→ Instruction
Return the listing below unchanged, minus its pictures.

# start of Material for the task

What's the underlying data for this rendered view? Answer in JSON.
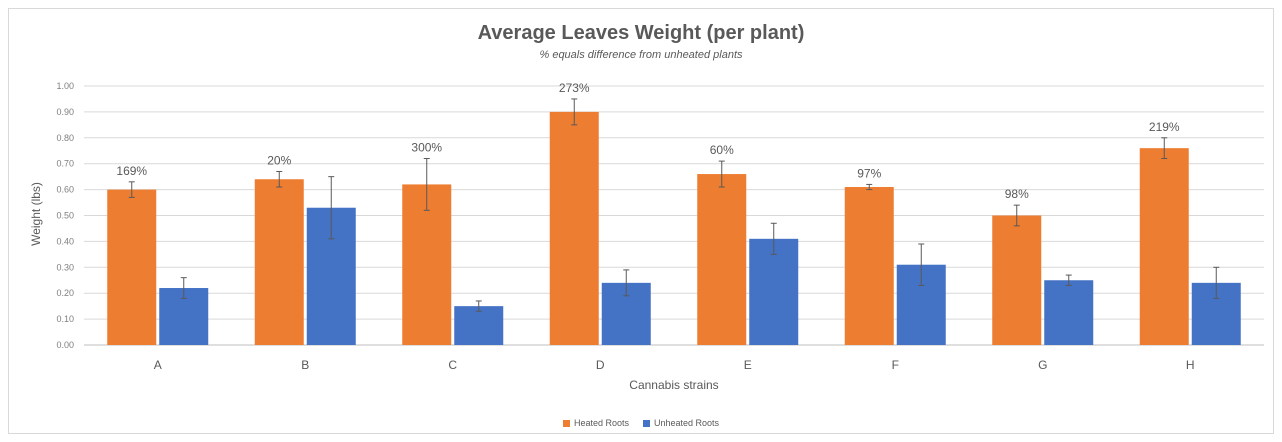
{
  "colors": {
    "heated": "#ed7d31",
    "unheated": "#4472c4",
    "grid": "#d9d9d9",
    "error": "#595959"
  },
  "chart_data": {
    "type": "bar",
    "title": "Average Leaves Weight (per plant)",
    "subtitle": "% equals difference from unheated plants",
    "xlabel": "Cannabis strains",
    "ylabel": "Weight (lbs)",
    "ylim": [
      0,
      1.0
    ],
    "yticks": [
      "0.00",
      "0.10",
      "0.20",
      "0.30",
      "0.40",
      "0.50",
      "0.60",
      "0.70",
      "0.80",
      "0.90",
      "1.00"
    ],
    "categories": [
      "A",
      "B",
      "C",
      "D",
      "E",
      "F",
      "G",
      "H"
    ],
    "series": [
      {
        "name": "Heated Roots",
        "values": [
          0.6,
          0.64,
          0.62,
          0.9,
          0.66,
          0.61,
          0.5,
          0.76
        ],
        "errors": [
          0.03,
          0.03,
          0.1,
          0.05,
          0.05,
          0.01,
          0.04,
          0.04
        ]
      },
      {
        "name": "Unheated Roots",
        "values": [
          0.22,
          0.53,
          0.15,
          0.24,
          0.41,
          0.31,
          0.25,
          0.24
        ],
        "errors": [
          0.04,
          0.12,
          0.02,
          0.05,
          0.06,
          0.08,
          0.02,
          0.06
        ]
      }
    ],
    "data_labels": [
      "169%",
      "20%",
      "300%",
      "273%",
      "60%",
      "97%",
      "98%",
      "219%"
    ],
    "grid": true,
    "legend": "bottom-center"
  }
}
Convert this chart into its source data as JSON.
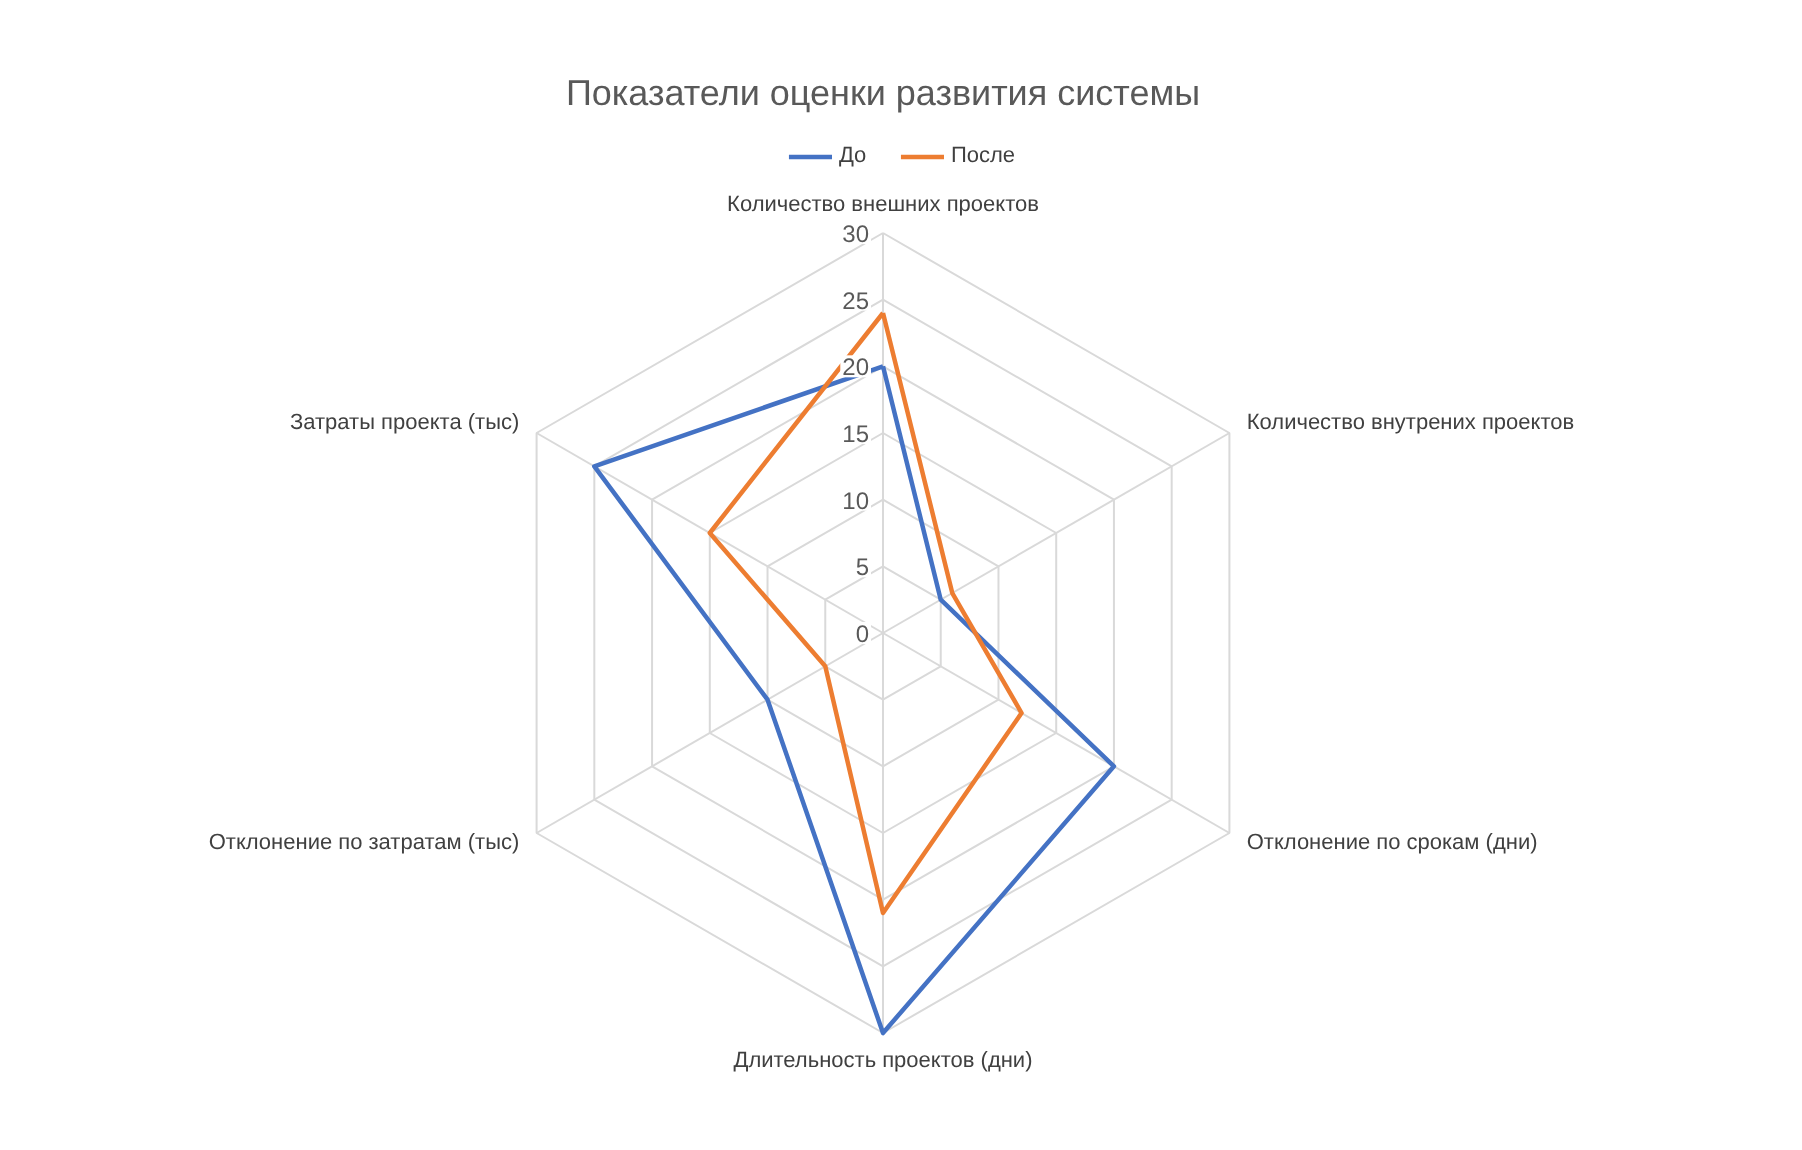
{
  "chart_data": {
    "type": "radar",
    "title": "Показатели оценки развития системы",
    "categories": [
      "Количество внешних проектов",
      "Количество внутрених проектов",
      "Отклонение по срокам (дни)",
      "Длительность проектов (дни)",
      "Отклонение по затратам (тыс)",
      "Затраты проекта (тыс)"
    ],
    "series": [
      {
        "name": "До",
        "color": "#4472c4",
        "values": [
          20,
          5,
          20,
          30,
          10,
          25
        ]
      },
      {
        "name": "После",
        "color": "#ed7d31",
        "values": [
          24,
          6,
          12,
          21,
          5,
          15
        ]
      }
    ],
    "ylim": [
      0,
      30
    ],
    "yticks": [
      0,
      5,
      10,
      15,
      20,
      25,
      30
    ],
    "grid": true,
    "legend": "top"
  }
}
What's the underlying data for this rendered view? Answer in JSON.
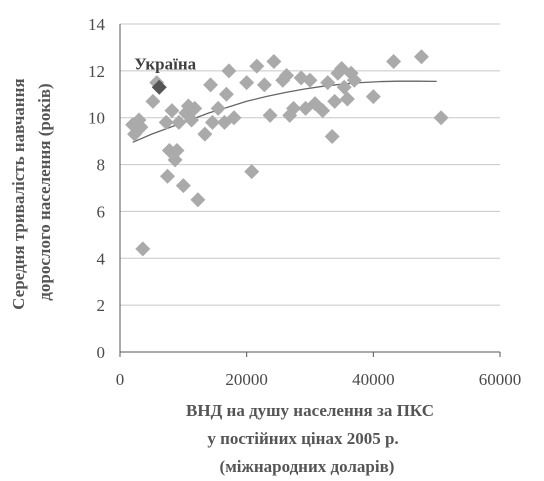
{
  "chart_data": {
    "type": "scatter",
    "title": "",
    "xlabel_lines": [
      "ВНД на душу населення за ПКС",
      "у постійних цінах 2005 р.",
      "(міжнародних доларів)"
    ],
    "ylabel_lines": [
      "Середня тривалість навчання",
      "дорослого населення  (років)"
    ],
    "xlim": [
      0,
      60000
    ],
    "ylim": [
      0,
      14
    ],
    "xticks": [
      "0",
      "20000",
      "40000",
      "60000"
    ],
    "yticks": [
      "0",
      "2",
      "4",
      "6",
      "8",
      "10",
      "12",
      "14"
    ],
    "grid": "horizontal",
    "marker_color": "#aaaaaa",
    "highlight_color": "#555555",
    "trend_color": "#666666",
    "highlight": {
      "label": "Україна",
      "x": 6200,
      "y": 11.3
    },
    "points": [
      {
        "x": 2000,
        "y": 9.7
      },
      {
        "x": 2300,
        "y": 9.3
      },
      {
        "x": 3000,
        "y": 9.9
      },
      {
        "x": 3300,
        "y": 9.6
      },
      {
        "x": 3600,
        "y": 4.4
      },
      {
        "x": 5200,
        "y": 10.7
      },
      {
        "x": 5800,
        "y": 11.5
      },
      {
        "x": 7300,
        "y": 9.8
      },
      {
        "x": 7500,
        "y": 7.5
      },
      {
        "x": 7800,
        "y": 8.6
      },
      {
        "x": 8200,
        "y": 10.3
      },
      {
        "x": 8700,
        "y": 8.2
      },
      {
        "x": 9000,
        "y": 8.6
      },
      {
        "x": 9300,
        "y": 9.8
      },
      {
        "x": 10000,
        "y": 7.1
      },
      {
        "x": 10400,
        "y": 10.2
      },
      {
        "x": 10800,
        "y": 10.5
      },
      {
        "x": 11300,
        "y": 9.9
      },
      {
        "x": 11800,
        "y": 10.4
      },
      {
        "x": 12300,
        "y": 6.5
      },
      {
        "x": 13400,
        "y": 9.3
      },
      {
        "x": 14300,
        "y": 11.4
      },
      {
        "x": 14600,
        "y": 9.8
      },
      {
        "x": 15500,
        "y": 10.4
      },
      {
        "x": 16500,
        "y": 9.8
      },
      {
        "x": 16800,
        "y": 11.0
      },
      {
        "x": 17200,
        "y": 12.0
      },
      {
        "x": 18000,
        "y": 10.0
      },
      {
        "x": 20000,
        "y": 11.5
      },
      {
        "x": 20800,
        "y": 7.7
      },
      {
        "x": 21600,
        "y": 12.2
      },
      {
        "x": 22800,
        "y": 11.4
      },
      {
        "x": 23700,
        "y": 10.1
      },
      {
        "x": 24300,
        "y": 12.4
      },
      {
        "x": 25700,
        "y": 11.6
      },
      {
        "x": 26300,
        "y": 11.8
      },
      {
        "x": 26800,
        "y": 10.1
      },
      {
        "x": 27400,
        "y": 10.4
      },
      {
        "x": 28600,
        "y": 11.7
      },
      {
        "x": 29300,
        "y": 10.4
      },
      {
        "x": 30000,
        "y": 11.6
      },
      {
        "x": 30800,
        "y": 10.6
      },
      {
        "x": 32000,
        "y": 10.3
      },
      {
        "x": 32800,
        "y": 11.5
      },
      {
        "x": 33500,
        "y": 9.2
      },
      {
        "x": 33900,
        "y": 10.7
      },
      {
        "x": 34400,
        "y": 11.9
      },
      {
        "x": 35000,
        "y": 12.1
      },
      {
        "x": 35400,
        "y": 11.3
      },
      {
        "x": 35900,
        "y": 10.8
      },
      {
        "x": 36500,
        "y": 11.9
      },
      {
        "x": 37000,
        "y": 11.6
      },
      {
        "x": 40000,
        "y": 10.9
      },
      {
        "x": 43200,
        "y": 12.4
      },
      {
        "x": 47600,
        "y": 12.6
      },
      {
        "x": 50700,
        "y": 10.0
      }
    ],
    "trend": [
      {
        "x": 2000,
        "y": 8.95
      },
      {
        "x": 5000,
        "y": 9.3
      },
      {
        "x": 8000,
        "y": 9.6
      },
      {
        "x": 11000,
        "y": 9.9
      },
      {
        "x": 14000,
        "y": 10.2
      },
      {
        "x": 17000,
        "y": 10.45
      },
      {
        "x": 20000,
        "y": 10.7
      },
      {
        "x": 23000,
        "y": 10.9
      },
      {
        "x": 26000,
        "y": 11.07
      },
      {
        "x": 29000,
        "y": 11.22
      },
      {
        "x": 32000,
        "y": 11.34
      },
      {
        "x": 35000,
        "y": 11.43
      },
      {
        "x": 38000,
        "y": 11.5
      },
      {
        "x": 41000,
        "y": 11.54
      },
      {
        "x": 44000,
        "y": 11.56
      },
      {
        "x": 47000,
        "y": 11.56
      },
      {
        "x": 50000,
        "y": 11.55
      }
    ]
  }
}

# end of Material for the task

→ Exercise answer
What's the underlying data for this rendered view? Answer in JSON.
{
  "colors": {
    "heated": "#ed7d31",
    "unheated": "#4472c4",
    "grid": "#d9d9d9",
    "error": "#595959"
  },
  "chart_data": {
    "type": "bar",
    "title": "Average Leaves Weight (per plant)",
    "subtitle": "% equals difference from unheated plants",
    "xlabel": "Cannabis strains",
    "ylabel": "Weight (lbs)",
    "ylim": [
      0,
      1.0
    ],
    "yticks": [
      "0.00",
      "0.10",
      "0.20",
      "0.30",
      "0.40",
      "0.50",
      "0.60",
      "0.70",
      "0.80",
      "0.90",
      "1.00"
    ],
    "categories": [
      "A",
      "B",
      "C",
      "D",
      "E",
      "F",
      "G",
      "H"
    ],
    "series": [
      {
        "name": "Heated Roots",
        "values": [
          0.6,
          0.64,
          0.62,
          0.9,
          0.66,
          0.61,
          0.5,
          0.76
        ],
        "errors": [
          0.03,
          0.03,
          0.1,
          0.05,
          0.05,
          0.01,
          0.04,
          0.04
        ]
      },
      {
        "name": "Unheated Roots",
        "values": [
          0.22,
          0.53,
          0.15,
          0.24,
          0.41,
          0.31,
          0.25,
          0.24
        ],
        "errors": [
          0.04,
          0.12,
          0.02,
          0.05,
          0.06,
          0.08,
          0.02,
          0.06
        ]
      }
    ],
    "data_labels": [
      "169%",
      "20%",
      "300%",
      "273%",
      "60%",
      "97%",
      "98%",
      "219%"
    ],
    "grid": true,
    "legend": "bottom-center"
  }
}
Convert this chart into its source data as JSON.
{
  "chart_data": {
    "type": "radar",
    "title": "Показатели оценки развития системы",
    "categories": [
      "Количество внешних проектов",
      "Количество внутрених проектов",
      "Отклонение по срокам (дни)",
      "Длительность проектов (дни)",
      "Отклонение по затратам (тыс)",
      "Затраты проекта (тыс)"
    ],
    "series": [
      {
        "name": "До",
        "color": "#4472c4",
        "values": [
          20,
          5,
          20,
          30,
          10,
          25
        ]
      },
      {
        "name": "После",
        "color": "#ed7d31",
        "values": [
          24,
          6,
          12,
          21,
          5,
          15
        ]
      }
    ],
    "ylim": [
      0,
      30
    ],
    "yticks": [
      0,
      5,
      10,
      15,
      20,
      25,
      30
    ],
    "grid": true,
    "legend": "top"
  }
}
What's the underlying data for this rendered view? Answer in JSON.
{
  "chart_data": {
    "type": "scatter",
    "title": "",
    "xlabel_lines": [
      "ВНД на душу населення за ПКС",
      "у постійних цінах 2005 р.",
      "(міжнародних доларів)"
    ],
    "ylabel_lines": [
      "Середня тривалість навчання",
      "дорослого населення  (років)"
    ],
    "xlim": [
      0,
      60000
    ],
    "ylim": [
      0,
      14
    ],
    "xticks": [
      "0",
      "20000",
      "40000",
      "60000"
    ],
    "yticks": [
      "0",
      "2",
      "4",
      "6",
      "8",
      "10",
      "12",
      "14"
    ],
    "grid": "horizontal",
    "marker_color": "#aaaaaa",
    "highlight_color": "#555555",
    "trend_color": "#666666",
    "highlight": {
      "label": "Україна",
      "x": 6200,
      "y": 11.3
    },
    "points": [
      {
        "x": 2000,
        "y": 9.7
      },
      {
        "x": 2300,
        "y": 9.3
      },
      {
        "x": 3000,
        "y": 9.9
      },
      {
        "x": 3300,
        "y": 9.6
      },
      {
        "x": 3600,
        "y": 4.4
      },
      {
        "x": 5200,
        "y": 10.7
      },
      {
        "x": 5800,
        "y": 11.5
      },
      {
        "x": 7300,
        "y": 9.8
      },
      {
        "x": 7500,
        "y": 7.5
      },
      {
        "x": 7800,
        "y": 8.6
      },
      {
        "x": 8200,
        "y": 10.3
      },
      {
        "x": 8700,
        "y": 8.2
      },
      {
        "x": 9000,
        "y": 8.6
      },
      {
        "x": 9300,
        "y": 9.8
      },
      {
        "x": 10000,
        "y": 7.1
      },
      {
        "x": 10400,
        "y": 10.2
      },
      {
        "x": 10800,
        "y": 10.5
      },
      {
        "x": 11300,
        "y": 9.9
      },
      {
        "x": 11800,
        "y": 10.4
      },
      {
        "x": 12300,
        "y": 6.5
      },
      {
        "x": 13400,
        "y": 9.3
      },
      {
        "x": 14300,
        "y": 11.4
      },
      {
        "x": 14600,
        "y": 9.8
      },
      {
        "x": 15500,
        "y": 10.4
      },
      {
        "x": 16500,
        "y": 9.8
      },
      {
        "x": 16800,
        "y": 11.0
      },
      {
        "x": 17200,
        "y": 12.0
      },
      {
        "x": 18000,
        "y": 10.0
      },
      {
        "x": 20000,
        "y": 11.5
      },
      {
        "x": 20800,
        "y": 7.7
      },
      {
        "x": 21600,
        "y": 12.2
      },
      {
        "x": 22800,
        "y": 11.4
      },
      {
        "x": 23700,
        "y": 10.1
      },
      {
        "x": 24300,
        "y": 12.4
      },
      {
        "x": 25700,
        "y": 11.6
      },
      {
        "x": 26300,
        "y": 11.8
      },
      {
        "x": 26800,
        "y": 10.1
      },
      {
        "x": 27400,
        "y": 10.4
      },
      {
        "x": 28600,
        "y": 11.7
      },
      {
        "x": 29300,
        "y": 10.4
      },
      {
        "x": 30000,
        "y": 11.6
      },
      {
        "x": 30800,
        "y": 10.6
      },
      {
        "x": 32000,
        "y": 10.3
      },
      {
        "x": 32800,
        "y": 11.5
      },
      {
        "x": 33500,
        "y": 9.2
      },
      {
        "x": 33900,
        "y": 10.7
      },
      {
        "x": 34400,
        "y": 11.9
      },
      {
        "x": 35000,
        "y": 12.1
      },
      {
        "x": 35400,
        "y": 11.3
      },
      {
        "x": 35900,
        "y": 10.8
      },
      {
        "x": 36500,
        "y": 11.9
      },
      {
        "x": 37000,
        "y": 11.6
      },
      {
        "x": 40000,
        "y": 10.9
      },
      {
        "x": 43200,
        "y": 12.4
      },
      {
        "x": 47600,
        "y": 12.6
      },
      {
        "x": 50700,
        "y": 10.0
      }
    ],
    "trend": [
      {
        "x": 2000,
        "y": 8.95
      },
      {
        "x": 5000,
        "y": 9.3
      },
      {
        "x": 8000,
        "y": 9.6
      },
      {
        "x": 11000,
        "y": 9.9
      },
      {
        "x": 14000,
        "y": 10.2
      },
      {
        "x": 17000,
        "y": 10.45
      },
      {
        "x": 20000,
        "y": 10.7
      },
      {
        "x": 23000,
        "y": 10.9
      },
      {
        "x": 26000,
        "y": 11.07
      },
      {
        "x": 29000,
        "y": 11.22
      },
      {
        "x": 32000,
        "y": 11.34
      },
      {
        "x": 35000,
        "y": 11.43
      },
      {
        "x": 38000,
        "y": 11.5
      },
      {
        "x": 41000,
        "y": 11.54
      },
      {
        "x": 44000,
        "y": 11.56
      },
      {
        "x": 47000,
        "y": 11.56
      },
      {
        "x": 50000,
        "y": 11.55
      }
    ]
  }
}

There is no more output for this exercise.